= What is expected =
Copy the records below exactly, omitting any pictures they contain.

= Data entries =
= = =

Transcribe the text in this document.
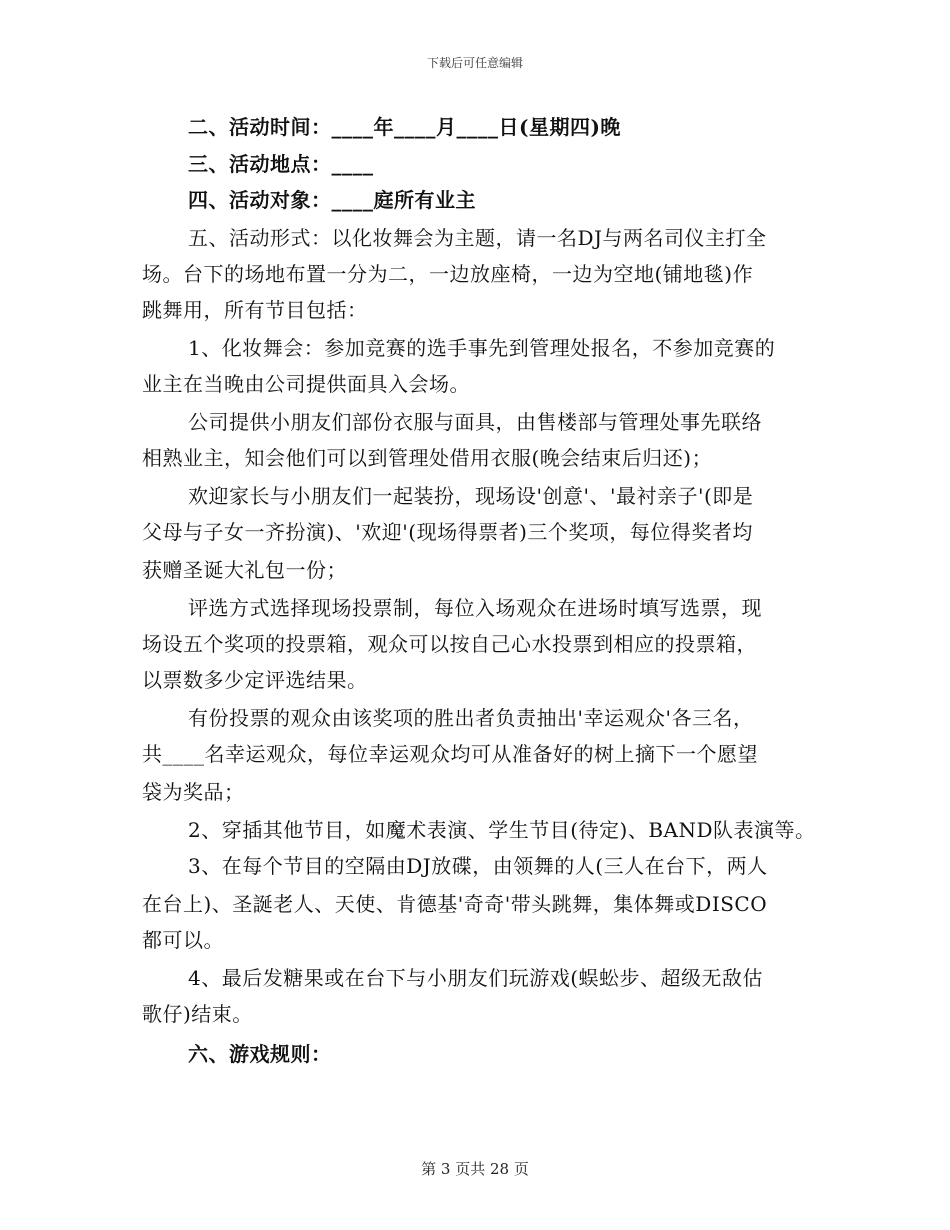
下载后可任意编辑
二、活动时间：____年____月____日(星期四)晚
三、活动地点：____
四、活动对象：____庭所有业主
五、活动形式：以化妆舞会为主题，请一名DJ与两名司仪主打全
场。台下的场地布置一分为二，一边放座椅，一边为空地(铺地毯)作
跳舞用，所有节目包括：
1、化妆舞会：参加竞赛的选手事先到管理处报名，不参加竞赛的
业主在当晚由公司提供面具入会场。
公司提供小朋友们部份衣服与面具，由售楼部与管理处事先联络
相熟业主，知会他们可以到管理处借用衣服(晚会结束后归还)；
欢迎家长与小朋友们一起装扮，现场设'创意'、'最衬亲子'(即是
父母与子女一齐扮演)、'欢迎'(现场得票者)三个奖项，每位得奖者均
获赠圣诞大礼包一份；
评选方式选择现场投票制，每位入场观众在进场时填写选票，现
场设五个奖项的投票箱，观众可以按自己心水投票到相应的投票箱，
以票数多少定评选结果。
有份投票的观众由该奖项的胜出者负责抽出'幸运观众'各三名，
共____名幸运观众，每位幸运观众均可从准备好的树上摘下一个愿望
袋为奖品；
2、穿插其他节目，如魔术表演、学生节目(待定)、BAND队表演等。
3、在每个节目的空隔由DJ放碟，由领舞的人(三人在台下，两人
在台上)、圣誕老人、天使、肯德基'奇奇'带头跳舞，集体舞或DISCO
都可以。
4、最后发糖果或在台下与小朋友们玩游戏(蜈蚣步、超级无敌估
歌仔)结束。
六、游戏规则：
第 3 页共 28 页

= = =

= The completed task =
Transcribe the text in this document.
下载后可任意编辑
二、活动时间：____年____月____日(星期四)晚
三、活动地点：____
四、活动对象：____庭所有业主
五、活动形式：以化妆舞会为主题，请一名DJ与两名司仪主打全
场。台下的场地布置一分为二，一边放座椅，一边为空地(铺地毯)作
跳舞用，所有节目包括：
1、化妆舞会：参加竞赛的选手事先到管理处报名，不参加竞赛的
业主在当晚由公司提供面具入会场。
公司提供小朋友们部份衣服与面具，由售楼部与管理处事先联络
相熟业主，知会他们可以到管理处借用衣服(晚会结束后归还)；
欢迎家长与小朋友们一起装扮，现场设'创意'、'最衬亲子'(即是
父母与子女一齐扮演)、'欢迎'(现场得票者)三个奖项，每位得奖者均
获赠圣诞大礼包一份；
评选方式选择现场投票制，每位入场观众在进场时填写选票，现
场设五个奖项的投票箱，观众可以按自己心水投票到相应的投票箱，
以票数多少定评选结果。
有份投票的观众由该奖项的胜出者负责抽出'幸运观众'各三名，
共____名幸运观众，每位幸运观众均可从准备好的树上摘下一个愿望
袋为奖品；
2、穿插其他节目，如魔术表演、学生节目(待定)、BAND队表演等。
3、在每个节目的空隔由DJ放碟，由领舞的人(三人在台下，两人
在台上)、圣誕老人、天使、肯德基'奇奇'带头跳舞，集体舞或DISCO
都可以。
4、最后发糖果或在台下与小朋友们玩游戏(蜈蚣步、超级无敌估
歌仔)结束。
六、游戏规则：
第 3 页共 28 页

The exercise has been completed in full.